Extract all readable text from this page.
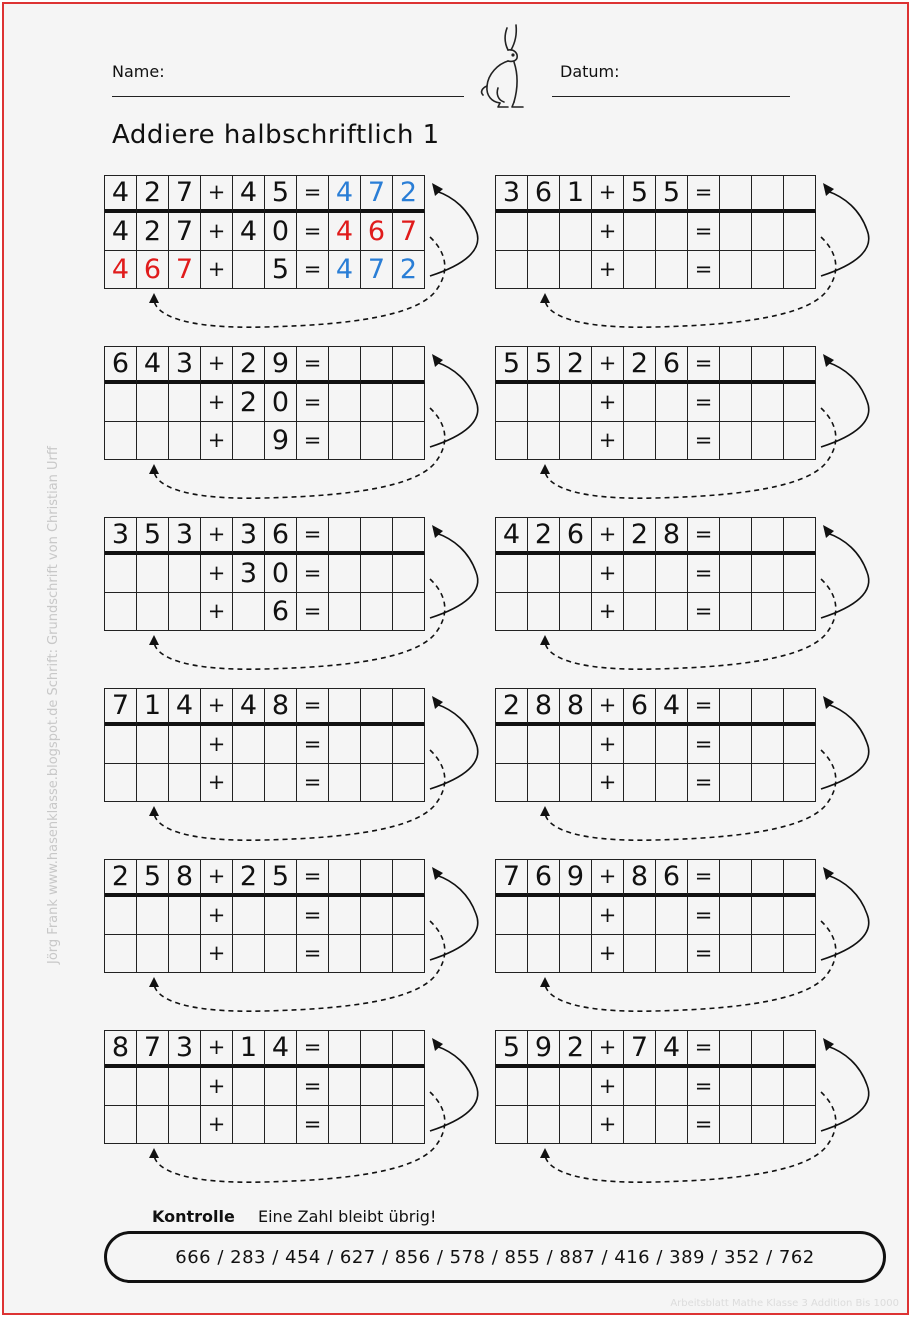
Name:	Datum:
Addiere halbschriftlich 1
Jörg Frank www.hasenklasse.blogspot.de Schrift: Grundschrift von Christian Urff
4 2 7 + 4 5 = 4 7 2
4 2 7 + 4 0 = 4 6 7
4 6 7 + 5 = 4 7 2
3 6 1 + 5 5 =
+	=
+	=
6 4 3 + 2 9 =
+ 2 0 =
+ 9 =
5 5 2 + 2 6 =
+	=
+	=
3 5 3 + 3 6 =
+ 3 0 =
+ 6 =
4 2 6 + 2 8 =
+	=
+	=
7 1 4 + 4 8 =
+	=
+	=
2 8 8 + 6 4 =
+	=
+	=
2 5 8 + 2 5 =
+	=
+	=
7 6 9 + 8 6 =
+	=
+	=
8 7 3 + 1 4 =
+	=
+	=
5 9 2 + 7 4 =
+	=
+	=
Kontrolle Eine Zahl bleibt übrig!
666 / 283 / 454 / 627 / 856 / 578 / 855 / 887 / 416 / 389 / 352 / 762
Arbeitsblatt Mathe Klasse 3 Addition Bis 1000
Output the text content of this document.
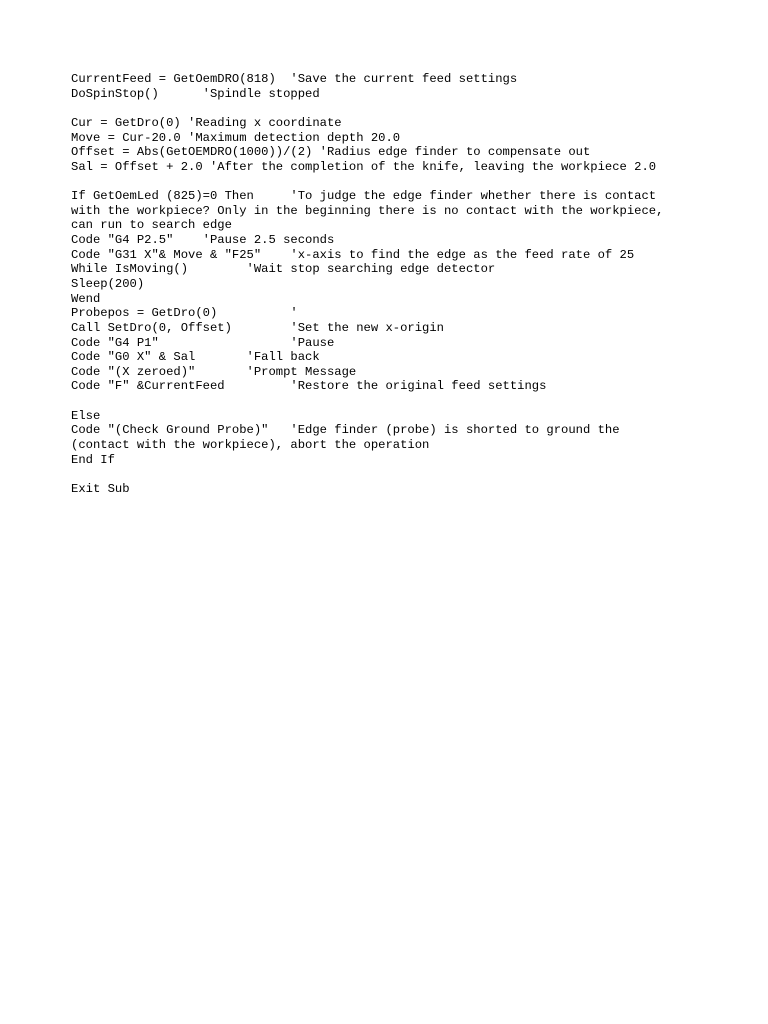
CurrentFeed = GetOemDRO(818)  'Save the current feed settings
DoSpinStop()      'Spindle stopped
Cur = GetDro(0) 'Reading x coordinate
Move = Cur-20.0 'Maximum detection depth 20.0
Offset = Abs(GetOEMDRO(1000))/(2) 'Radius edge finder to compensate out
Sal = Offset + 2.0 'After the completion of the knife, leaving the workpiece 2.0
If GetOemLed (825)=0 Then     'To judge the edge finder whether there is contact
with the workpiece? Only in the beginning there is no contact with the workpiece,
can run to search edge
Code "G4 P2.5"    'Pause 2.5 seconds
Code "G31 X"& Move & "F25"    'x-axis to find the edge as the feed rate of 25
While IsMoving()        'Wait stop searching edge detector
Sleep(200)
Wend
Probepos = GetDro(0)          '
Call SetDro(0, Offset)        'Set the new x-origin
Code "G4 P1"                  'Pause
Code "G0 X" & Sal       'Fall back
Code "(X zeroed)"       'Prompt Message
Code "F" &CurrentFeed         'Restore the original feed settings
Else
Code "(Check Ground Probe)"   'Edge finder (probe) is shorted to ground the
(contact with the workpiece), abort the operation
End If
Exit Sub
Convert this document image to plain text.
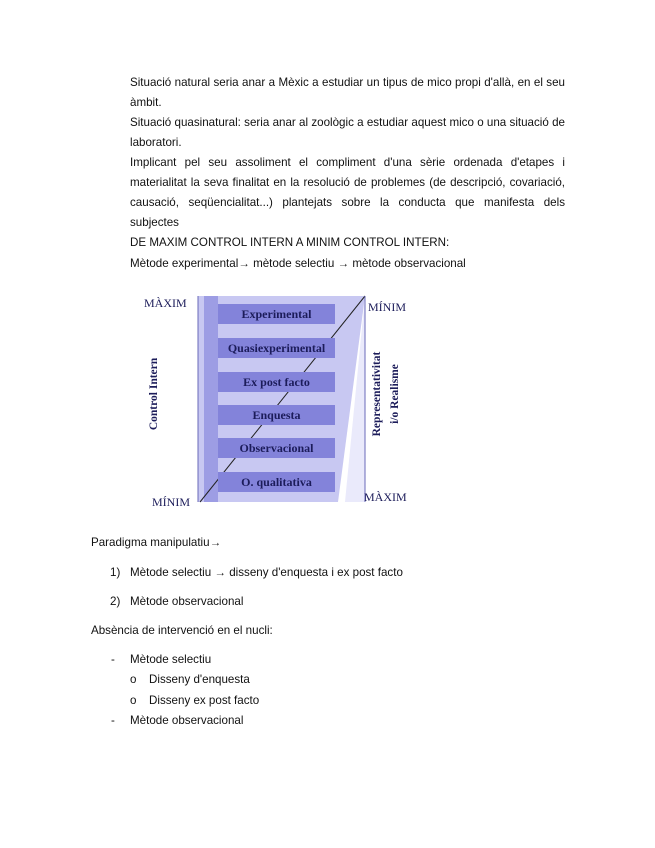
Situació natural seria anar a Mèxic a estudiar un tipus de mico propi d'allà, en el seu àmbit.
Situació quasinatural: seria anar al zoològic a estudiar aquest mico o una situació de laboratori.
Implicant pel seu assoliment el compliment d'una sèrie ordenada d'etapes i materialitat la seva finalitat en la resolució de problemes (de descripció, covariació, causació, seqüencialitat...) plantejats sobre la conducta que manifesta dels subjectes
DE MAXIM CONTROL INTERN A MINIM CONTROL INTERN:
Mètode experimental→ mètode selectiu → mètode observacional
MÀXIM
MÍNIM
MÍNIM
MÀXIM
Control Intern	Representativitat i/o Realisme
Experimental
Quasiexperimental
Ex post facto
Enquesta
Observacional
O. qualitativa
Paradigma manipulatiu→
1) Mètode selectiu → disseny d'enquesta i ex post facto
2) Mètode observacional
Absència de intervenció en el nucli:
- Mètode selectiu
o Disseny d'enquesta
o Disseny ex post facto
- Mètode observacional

What you should do
Within the entries above, report how many lines include "finder", and keep the answer to the number.

Expected output
3